Selected excerpt:
━━━━━━━━

Data as a raw asset valuable, difficult to extract, and risky without proper governance and control.
Data as a raw asset valuable, difficult to extract, and risky without proper governance and control.

January 1st 2026

Data has long been described as “the new gold.” The phrase is tired, but the underlying idea is no longer metaphorical. Across industries, data is being treated less as exhaust from operations and more as a core productive asset—fuel for automation, analytics, artificial intelligence, and strategic decision-making.

Yet there is an uncomfortable mismatch between how organisations talk about data and how they govern it.

Boards now expect data to generate value. Regulators expect it to be handled responsibly. Courts increasingly treat it as evidence. AI systems turn it into decisions that affect customers, citizens, and shareholders. And yet, when something goes wrong—an audit, a breach, a regulatory inquiry, or an AI failure—many organisations discover that they cannot clearly answer the most basic questions: who owns the data, how it was used, and whether its use can be defended.

Security teams are often confident. Governance teams, less so. The gap between the two is where data assets quietly turn into liabilities.

Security Is Necessary. It Is Not Sufficient.

Most large organisations have invested heavily in information security. Encryption is standard. Identity and access management is mature. Frameworks such as ISO/IEC 27001 provide a common baseline for managing information security risk, and adoption is widespread.

But security protects access, not meaning.

A dataset can be perfectly encrypted and rigorously access-controlled and still be fundamentally ungoverned. Security answers the question, “Who can get in?” Governance answers a more consequential one: “What is this data, who is responsible for it, and what is it allowed to be used for?”

This distinction is no longer academic. In its updated Cybersecurity Framework (CSF 2.0), the U.S. National Institute of Standards and Technology (NIST) elevated “GOVERN” to a core function, alongside Identify, Protect, Detect, Respond, and Recover. The signal is clear: without governance, cybersecurity outcomes are fragile and difficult to sustain.

The same logic applies beyond cyber risk. As data is increasingly used to train models and automate decisions, organisations are being judged not just on whether data was protected, but on whether its use was justified, proportionate, and traceable.

The Quiet Repricing of Data

Consultancies and policymakers have begun to talk more explicitly about data as an asset class. The World Economic Forum has explored how data underpins modern value creation. Deloitte has published guidance on valuing data assets. Law firms such as Baker McKenzie have examined data ownership through a commercial and legal lens.

This shift matters because assets imply expectations. Assets are owned. They are controlled. They are accounted for. And when they cause harm, someone is responsible.

━━━━━━━━

Stored data entries:

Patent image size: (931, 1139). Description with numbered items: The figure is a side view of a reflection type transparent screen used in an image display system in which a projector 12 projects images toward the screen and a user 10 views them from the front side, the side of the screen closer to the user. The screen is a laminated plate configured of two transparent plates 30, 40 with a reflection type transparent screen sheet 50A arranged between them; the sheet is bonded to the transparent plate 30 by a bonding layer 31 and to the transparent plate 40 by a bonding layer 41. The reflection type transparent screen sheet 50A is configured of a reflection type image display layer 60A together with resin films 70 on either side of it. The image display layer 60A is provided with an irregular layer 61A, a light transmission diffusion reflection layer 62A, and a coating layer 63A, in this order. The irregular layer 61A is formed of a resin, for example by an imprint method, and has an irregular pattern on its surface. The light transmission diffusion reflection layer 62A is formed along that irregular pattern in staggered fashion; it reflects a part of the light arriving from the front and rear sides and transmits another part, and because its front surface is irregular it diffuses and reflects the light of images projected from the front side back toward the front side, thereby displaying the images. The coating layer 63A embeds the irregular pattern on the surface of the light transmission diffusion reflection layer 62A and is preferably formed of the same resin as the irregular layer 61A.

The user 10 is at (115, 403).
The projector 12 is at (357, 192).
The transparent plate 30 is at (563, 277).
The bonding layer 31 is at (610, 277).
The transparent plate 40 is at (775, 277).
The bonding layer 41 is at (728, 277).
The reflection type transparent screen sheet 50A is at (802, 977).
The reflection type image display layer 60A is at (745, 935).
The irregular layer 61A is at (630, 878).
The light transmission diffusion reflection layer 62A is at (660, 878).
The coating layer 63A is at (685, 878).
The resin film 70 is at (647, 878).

━━━━━━━━

Challenge 1:
Please condense the paragraph of the data governance article that begins "Most large organisations have invested heavily" into a short bulleted list that keeps its main facts.
Challenge 2:
Carry the data governance article forward from the point where it stops.

Exercise answer 1:
- Most large organizations have invested heavily in information security.
- Encryption is standard.
- Identity and access management is mature.
- Frameworks such as ISO/IEC 27001 provide a common baseline for managing information security risk and are widely adopted.

Exercise answer 2:
Regulators have followed suit. The GDPR’s accountability principle requires organisations not only to comply with data protection rules, but to be able to demonstrate compliance. The forthcoming EU Artificial Intelligence Act goes further, introducing record-keeping and logging requirements for high-risk AI systems so that decisions can be traced and examined after the fact.

In other words, the era of plausible deniability is ending. Data use must now be defensible.

From Protection to Defensibility

What does it actually mean to protect the value of data, rather than merely to secure it?

The answer is less technical than many expect. It is organisational.

First, ownership must be real. In many firms, data ownership exists only nominally—assigned in spreadsheets, disconnected from decision rights. Yet ownership only matters if it carries accountability: authority to approve new uses, responsibility for quality and meaning, and a clear link to legal and business risk. Without this, data governance becomes ceremonial, and accountability dissolves at precisely the moment it is needed.

Second, context must travel with the data. Modern data stacks move information through dozens of transformations. Without metadata, lineage, and provenance, teams lose the ability to explain how figures were derived or models were trained. For engineers, this leads to brittle pipelines. For lawyers and risk teams, it leads to exposure. Context is not overhead; it is the difference between explanation and speculation.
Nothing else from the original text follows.